DATA EXTRACT:

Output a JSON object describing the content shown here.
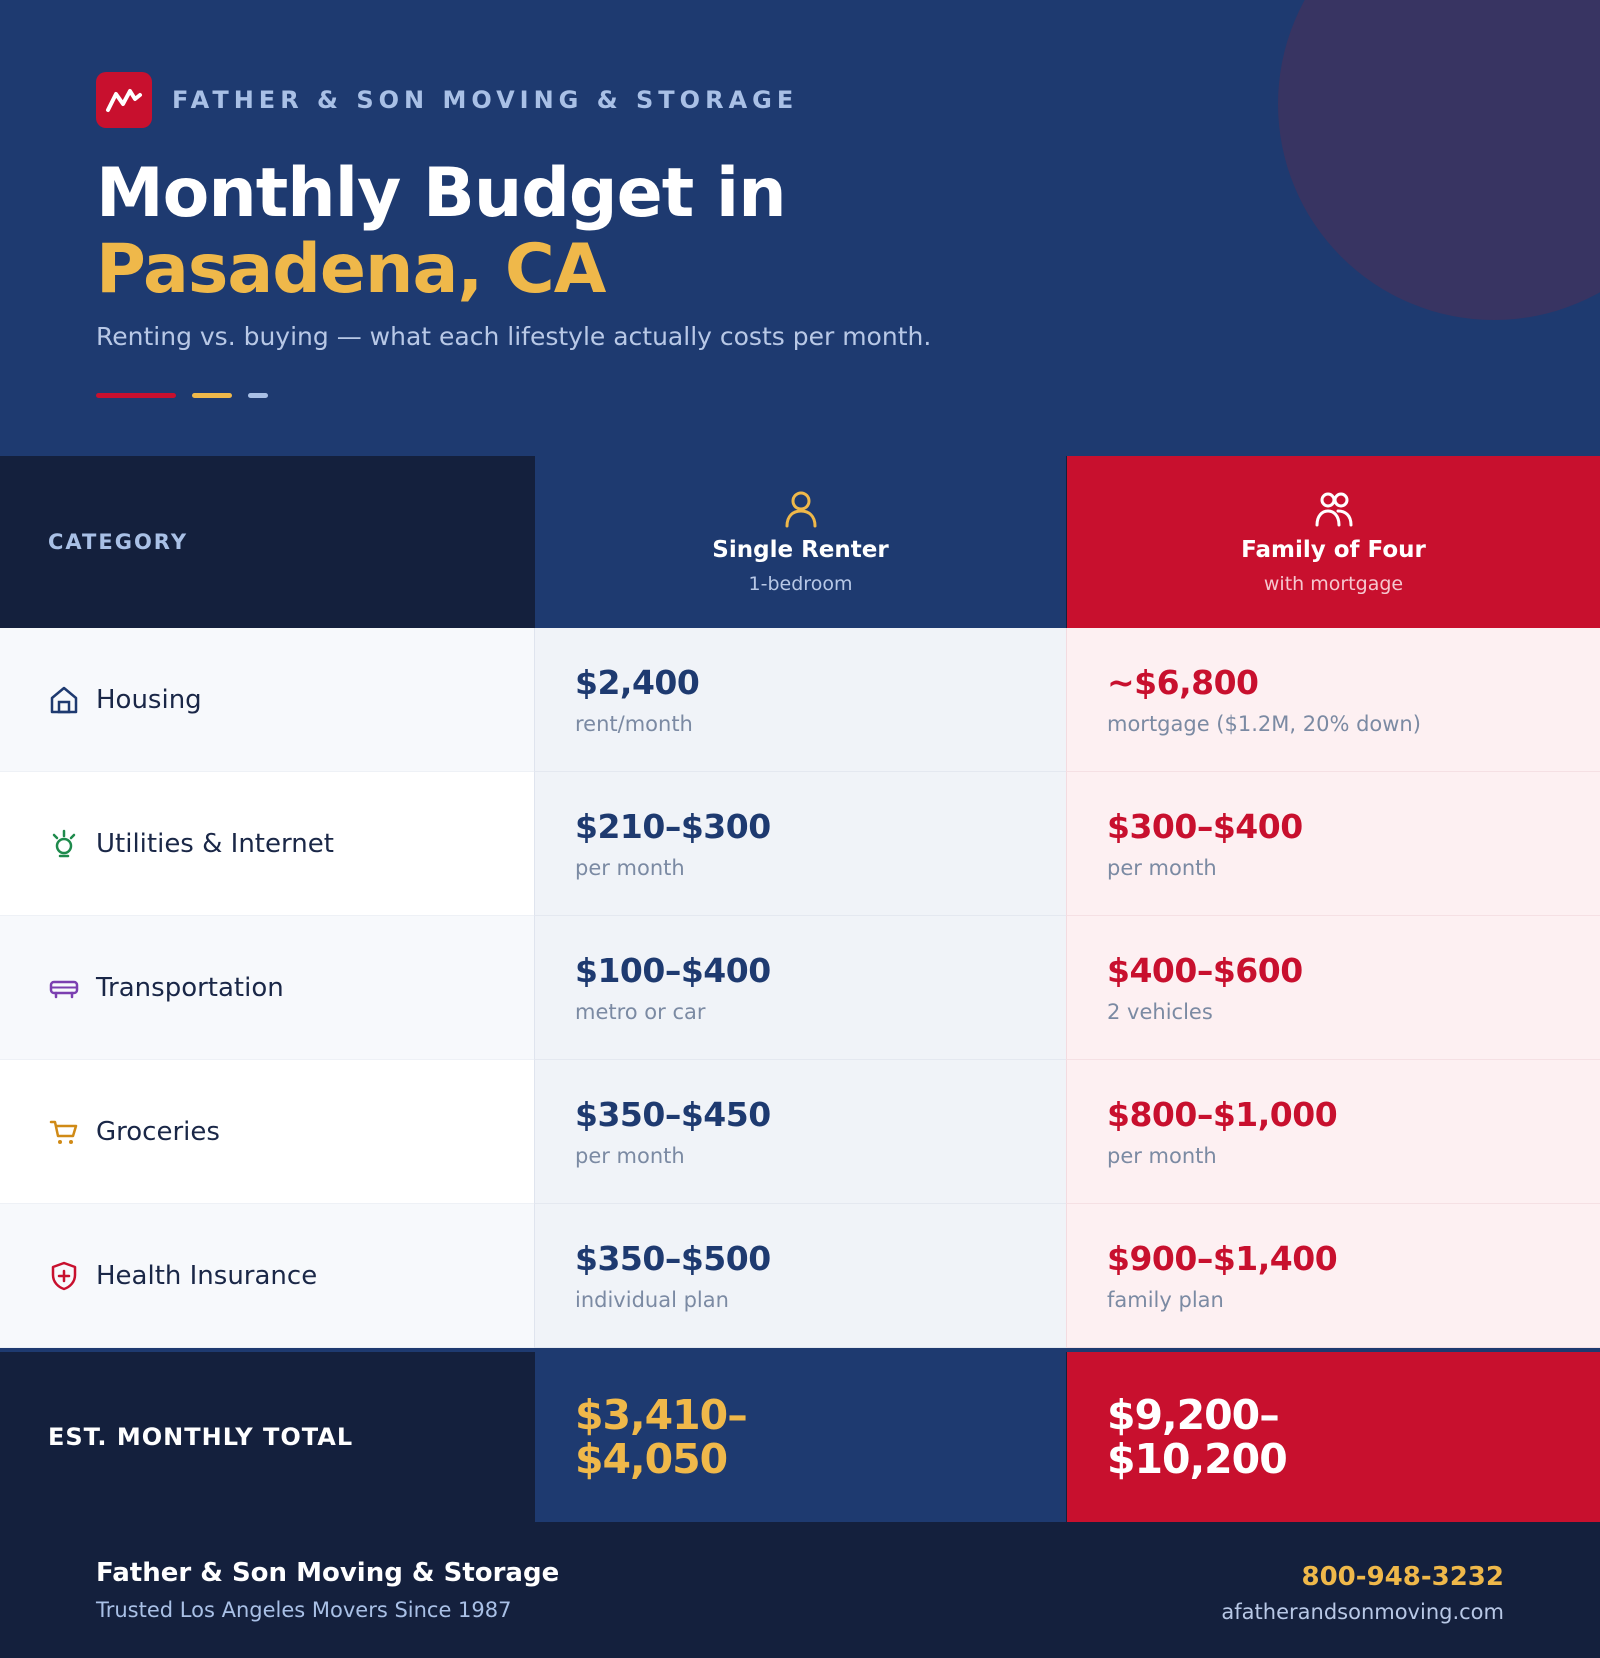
{
  "header": {
    "brand": "FATHER & SON MOVING & STORAGE",
    "title_line1": "Monthly Budget in",
    "title_line2": "Pasadena, CA",
    "subtitle": "Renting vs. buying — what each lifestyle actually costs per month."
  },
  "table": {
    "category_header": "CATEGORY",
    "columns": [
      {
        "title": "Single Renter",
        "subtitle": "1-bedroom",
        "icon": "person-icon"
      },
      {
        "title": "Family of Four",
        "subtitle": "with mortgage",
        "icon": "people-icon"
      }
    ],
    "rows": [
      {
        "label": "Housing",
        "icon": "house-icon",
        "icon_color": "#1e3a70",
        "single": {
          "value": "$2,400",
          "note": "rent/month"
        },
        "family": {
          "value": "~$6,800",
          "note": "mortgage ($1.2M, 20% down)"
        }
      },
      {
        "label": "Utilities & Internet",
        "icon": "lightbulb-icon",
        "icon_color": "#1e8a4c",
        "single": {
          "value": "$210–$300",
          "note": "per month"
        },
        "family": {
          "value": "$300–$400",
          "note": "per month"
        }
      },
      {
        "label": "Transportation",
        "icon": "vehicle-icon",
        "icon_color": "#7b3fb0",
        "single": {
          "value": "$100–$400",
          "note": "metro or car"
        },
        "family": {
          "value": "$400–$600",
          "note": "2 vehicles"
        }
      },
      {
        "label": "Groceries",
        "icon": "cart-icon",
        "icon_color": "#d08a16",
        "single": {
          "value": "$350–$450",
          "note": "per month"
        },
        "family": {
          "value": "$800–$1,000",
          "note": "per month"
        }
      },
      {
        "label": "Health Insurance",
        "icon": "shield-plus-icon",
        "icon_color": "#c8102e",
        "single": {
          "value": "$350–$500",
          "note": "individual plan"
        },
        "family": {
          "value": "$900–$1,400",
          "note": "family plan"
        }
      }
    ],
    "total": {
      "label": "EST. MONTHLY TOTAL",
      "single": "$3,410–$4,050",
      "family": "$9,200–$10,200"
    }
  },
  "footer": {
    "company": "Father & Son Moving & Storage",
    "tagline": "Trusted Los Angeles Movers Since 1987",
    "phone": "800-948-3232",
    "website": "afatherandsonmoving.com"
  },
  "colors": {
    "navy": "#1e3a70",
    "dark_navy": "#14203d",
    "red": "#c8102e",
    "gold": "#efb84a"
  }
}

WHAT YOU ARE ASKED TO DO:
Please write out all the data again word for word, but not the pictures.

ANSWER FOR THE TASK:
Output a JSON object describing the content shown here.
{
  "header": {
    "brand": "FATHER & SON MOVING & STORAGE",
    "title_line1": "Monthly Budget in",
    "title_line2": "Pasadena, CA",
    "subtitle": "Renting vs. buying — what each lifestyle actually costs per month."
  },
  "table": {
    "category_header": "CATEGORY",
    "columns": [
      {
        "title": "Single Renter",
        "subtitle": "1-bedroom",
        "icon": "person-icon"
      },
      {
        "title": "Family of Four",
        "subtitle": "with mortgage",
        "icon": "people-icon"
      }
    ],
    "rows": [
      {
        "label": "Housing",
        "icon": "house-icon",
        "icon_color": "#1e3a70",
        "single": {
          "value": "$2,400",
          "note": "rent/month"
        },
        "family": {
          "value": "~$6,800",
          "note": "mortgage ($1.2M, 20% down)"
        }
      },
      {
        "label": "Utilities & Internet",
        "icon": "lightbulb-icon",
        "icon_color": "#1e8a4c",
        "single": {
          "value": "$210–$300",
          "note": "per month"
        },
        "family": {
          "value": "$300–$400",
          "note": "per month"
        }
      },
      {
        "label": "Transportation",
        "icon": "vehicle-icon",
        "icon_color": "#7b3fb0",
        "single": {
          "value": "$100–$400",
          "note": "metro or car"
        },
        "family": {
          "value": "$400–$600",
          "note": "2 vehicles"
        }
      },
      {
        "label": "Groceries",
        "icon": "cart-icon",
        "icon_color": "#d08a16",
        "single": {
          "value": "$350–$450",
          "note": "per month"
        },
        "family": {
          "value": "$800–$1,000",
          "note": "per month"
        }
      },
      {
        "label": "Health Insurance",
        "icon": "shield-plus-icon",
        "icon_color": "#c8102e",
        "single": {
          "value": "$350–$500",
          "note": "individual plan"
        },
        "family": {
          "value": "$900–$1,400",
          "note": "family plan"
        }
      }
    ],
    "total": {
      "label": "EST. MONTHLY TOTAL",
      "single": "$3,410–$4,050",
      "family": "$9,200–$10,200"
    }
  },
  "footer": {
    "company": "Father & Son Moving & Storage",
    "tagline": "Trusted Los Angeles Movers Since 1987",
    "phone": "800-948-3232",
    "website": "afatherandsonmoving.com"
  },
  "colors": {
    "navy": "#1e3a70",
    "dark_navy": "#14203d",
    "red": "#c8102e",
    "gold": "#efb84a"
  }
}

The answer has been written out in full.